-- What you are asked to do --
Pick out the lines in the listing below that contain the word "anyone" and copy them.
**** Material to process ****
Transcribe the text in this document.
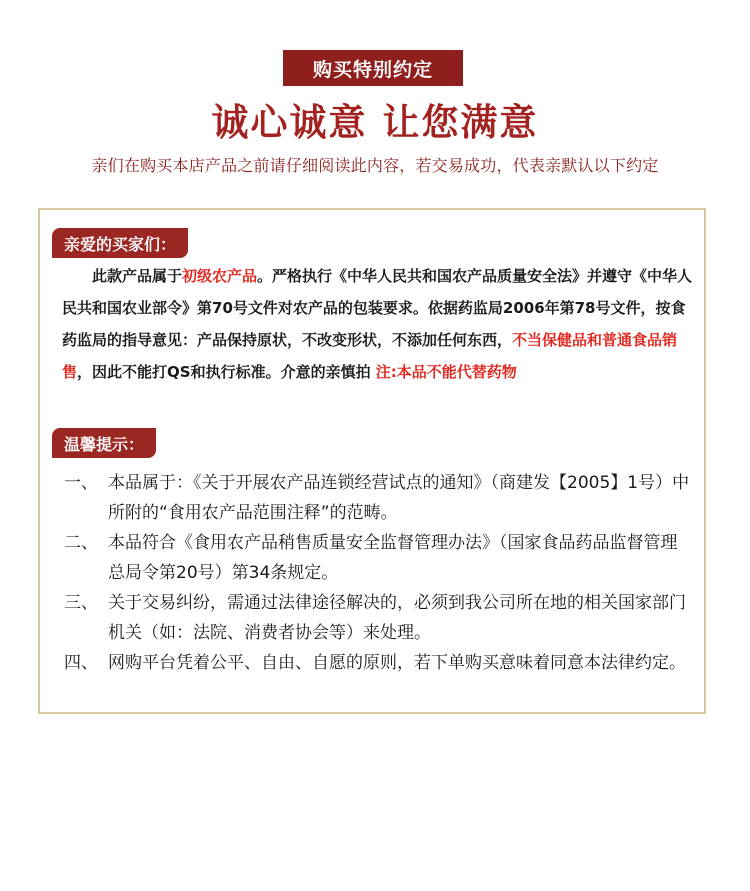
购买特别约定
诚心诚意 让您满意
亲们在购买本店产品之前请仔细阅读此内容，若交易成功，代表亲默认以下约定
亲爱的买家们：
此款产品属于初级农产品。严格执行《中华人民共和国农产品质量安全法》并遵守《中华人民共和国农业部令》第70号文件对农产品的包装要求。依据药监局2006年第78号文件，按食药监局的指导意见：产品保持原状，不改变形状，不添加任何东西，不当保健品和普通食品销售，因此不能打QS和执行标准。介意的亲慎拍 注:本品不能代替药物
温馨提示：
一、 本品属于：《关于开展农产品连锁经营试点的通知》（商建发【2005】1号）中所附的“食用农产品范围注释”的范畴。
二、 本品符合《食用农产品稍售质量安全监督管理办法》（国家食品药品监督管理总局令第20号）第34条规定。
三、 关于交易纠纷，需通过法律途径解决的，必须到我公司所在地的相关国家部门机关（如：法院、消费者协会等）来处理。
四、 网购平台凭着公平、自由、自愿的原则，若下单购买意味着同意本法律约定。
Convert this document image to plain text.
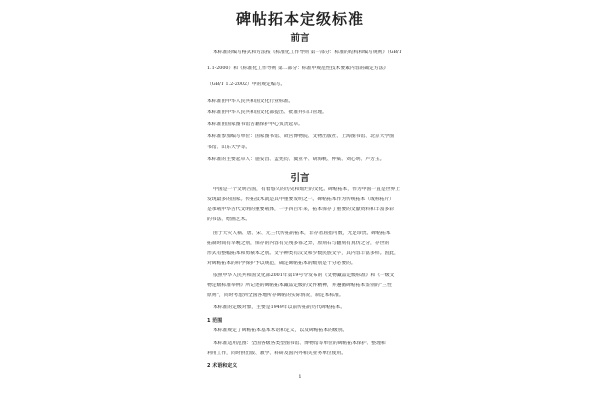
碑帖拓本定级标准
前言
本标准的编写格式和方法按《标准化工作导则 第一部分：标准的结构和编写规则》（GB/T
1.1-2000）和《标准化工作导则 第二部分：标准中规范性技术要素内容的确定方法》
（GB/T 1.2-2002）中的规定编写。
本标准由中华人民共和国文化行业标准。
本标准由中华人民共和国文化部提出、批准并归口管理。
本标准由国家图书馆古籍保护中心负责起草。
本标准参加编写单位：国家图书馆、故宫博物院、文物出版社、上海图书馆、北京大学图
书馆、山东大学等。
本标准的主要起草人：施安昌、孟宪钧、冀亚平、胡海帆、仲威、刘心明、卢芳玉。
引言
中国是一个文明古国，有着悠久的历史和灿烂的文化。碑帖拓本，作为中国一直是世界上
发现最多的国家。传拓技术就是其中重要发明之一。碑帖拓本作为传统拓本（或称拓片）
是承载中华古代文明的重要载体，一手四百年来，拓本保存了重要的文献资料和丰富多彩
的书法、绘画艺术。
由于天灾人祸、唐、宋、元三代传拓的拓本，非存者屈指可数，尤足珍贵。碑帖拓本
拓制时间有早晚之别，保存的内容有完残多寡之异，原刻石与翻刻有真伪之分，存世的
形式有整幅拓本和剪裱本之别。文字种类有汉文和少数民族文字，其内容丰富多样。因此，
对碑帖拓本的科学保护予以规范，确定碑帖拓本的级别是十分必要的。
依照中华人民共和国文化部2001年第19号令发布的《文物藏品定级标准》和《一级文
物定级标准举例》所记述的碑帖拓本藏品定级的文件精神，并遵循碑帖拓本鉴别的“三性
原则”，同时考虑到全国各地所存碑帖的实际情况，制定本标准。
本标准的定级对象，主要是1949年以前传拓的历代碑帖拓本。
1 范围
本标准规定了碑帖拓本基本术语和定义，以及碑帖拓本的级别。
本标准适用范围：全国各级各类型图书馆、博物馆等单位的碑帖拓本保护、整理和
利用工作，同时供出版、教学、科研及国内外相关业务单位使用。
2 术语和定义
1
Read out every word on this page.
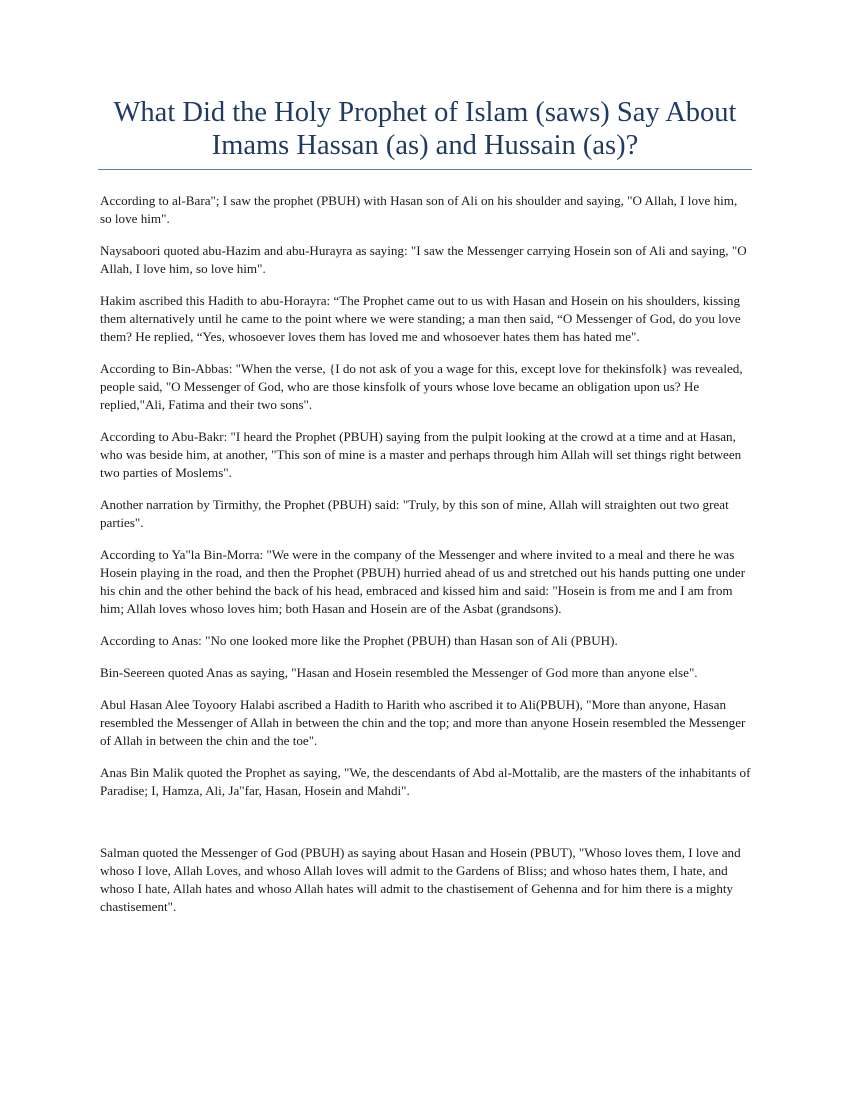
What Did the Holy Prophet of Islam (saws) Say About Imams Hassan (as) and Hussain (as)?

According to al-Bara"; I saw the prophet (PBUH) with Hasan son of Ali on his shoulder and saying, "O Allah, I love him, so love him".

Naysaboori quoted abu-Hazim and abu-Hurayra as saying: "I saw the Messenger carrying Hosein son of Ali and saying, "O Allah, I love him, so love him".

Hakim ascribed this Hadith to abu-Horayra: “The Prophet came out to us with Hasan and Hosein on his shoulders, kissing them alternatively until he came to the point where we were standing; a man then said, “O Messenger of God, do you love them? He replied, “Yes, whosoever loves them has loved me and whosoever hates them has hated me".

According to Bin-Abbas: "When the verse, {I do not ask of you a wage for this, except love for thekinsfolk} was revealed, people said, "O Messenger of God, who are those kinsfolk of yours whose love became an obligation upon us? He replied,"Ali, Fatima and their two sons".

According to Abu-Bakr: "I heard the Prophet (PBUH) saying from the pulpit looking at the crowd at a time and at Hasan, who was beside him, at another, "This son of mine is a master and perhaps through him Allah will set things right between two parties of Moslems".

Another narration by Tirmithy, the Prophet (PBUH) said: "Truly, by this son of mine, Allah will straighten out two great parties".

According to Ya"la Bin-Morra: "We were in the company of the Messenger and where invited to a meal and there he was Hosein playing in the road, and then the Prophet (PBUH) hurried ahead of us and stretched out his hands putting one under his chin and the other behind the back of his head, embraced and kissed him and said: "Hosein is from me and I am from him; Allah loves whoso loves him; both Hasan and Hosein are of the Asbat (grandsons).

According to Anas: "No one looked more like the Prophet (PBUH) than Hasan son of Ali (PBUH).

Bin-Seereen quoted Anas as saying, "Hasan and Hosein resembled the Messenger of God more than anyone else".

Abul Hasan Alee Toyoory Halabi ascribed a Hadith to Harith who ascribed it to Ali(PBUH), "More than anyone, Hasan resembled the Messenger of Allah in between the chin and the top; and more than anyone Hosein resembled the Messenger of Allah in between the chin and the toe".

Anas Bin Malik quoted the Prophet as saying, "We, the descendants of Abd al-Mottalib, are the masters of the inhabitants of Paradise; I, Hamza, Ali, Ja"far, Hasan, Hosein and Mahdi".

Salman quoted the Messenger of God (PBUH) as saying about Hasan and Hosein (PBUT), "Whoso loves them, I love and whoso I love, Allah Loves, and whoso Allah loves will admit to the Gardens of Bliss; and whoso hates them, I hate, and whoso I hate, Allah hates and whoso Allah hates will admit to the chastisement of Gehenna and for him there is a mighty chastisement".
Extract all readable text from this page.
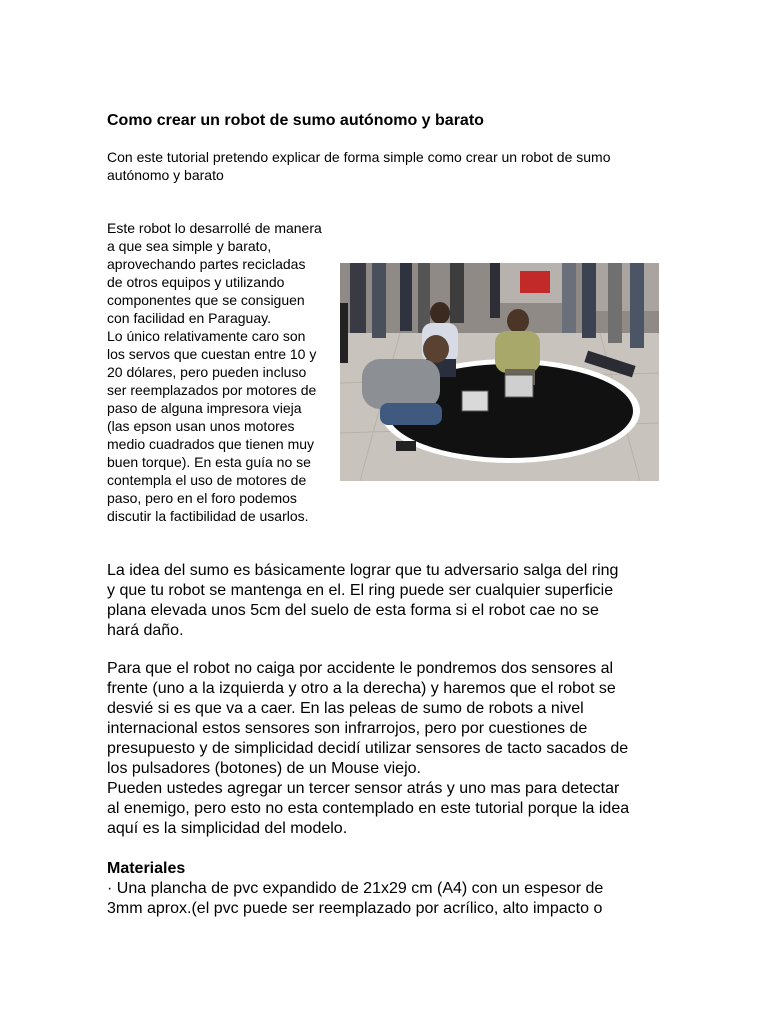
Como crear un robot de sumo autónomo y barato
Con este tutorial pretendo explicar de forma simple como crear un robot de sumo
autónomo y barato
Este robot lo desarrollé de manera
a que sea simple y barato,
aprovechando partes recicladas
de otros equipos y utilizando
componentes que se consiguen
con facilidad en Paraguay.
Lo único relativamente caro son
los servos que cuestan entre 10 y
20 dólares, pero pueden incluso
ser reemplazados por motores de
paso de alguna impresora vieja
(las epson usan unos motores
medio cuadrados que tienen muy
buen torque). En esta guía no se
contempla el uso de motores de
paso, pero en el foro podemos
discutir la factibilidad de usarlos.
La idea del sumo es básicamente lograr que tu adversario salga del ring
y que tu robot se mantenga en el. El ring puede ser cualquier superficie
plana elevada unos 5cm del suelo de esta forma si el robot cae no se
hará daño.
Para que el robot no caiga por accidente le pondremos dos sensores al
frente (uno a la izquierda y otro a la derecha) y haremos que el robot se
desvié si es que va a caer. En las peleas de sumo de robots a nivel
internacional estos sensores son infrarrojos, pero por cuestiones de
presupuesto y de simplicidad decidí utilizar sensores de tacto sacados de
los pulsadores (botones) de un Mouse viejo.
Pueden ustedes agregar un tercer sensor atrás y uno mas para detectar
al enemigo, pero esto no esta contemplado en este tutorial porque la idea
aquí es la simplicidad del modelo.
Materiales
· Una plancha de pvc expandido de 21x29 cm (A4) con un espesor de
3mm aprox.(el pvc puede ser reemplazado por acrílico, alto impacto o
****
-- The reply --
Bin-Seereen quoted Anas as saying, "Hasan and Hosein resembled the Messenger of God more than anyone else".
Abul Hasan Alee Toyoory Halabi ascribed a Hadith to Harith who ascribed it to Ali(PBUH), "More than anyone, Hasan resembled the Messenger of Allah in between the chin and the top; and more than anyone Hosein resembled the Messenger of Allah in between the chin and the toe".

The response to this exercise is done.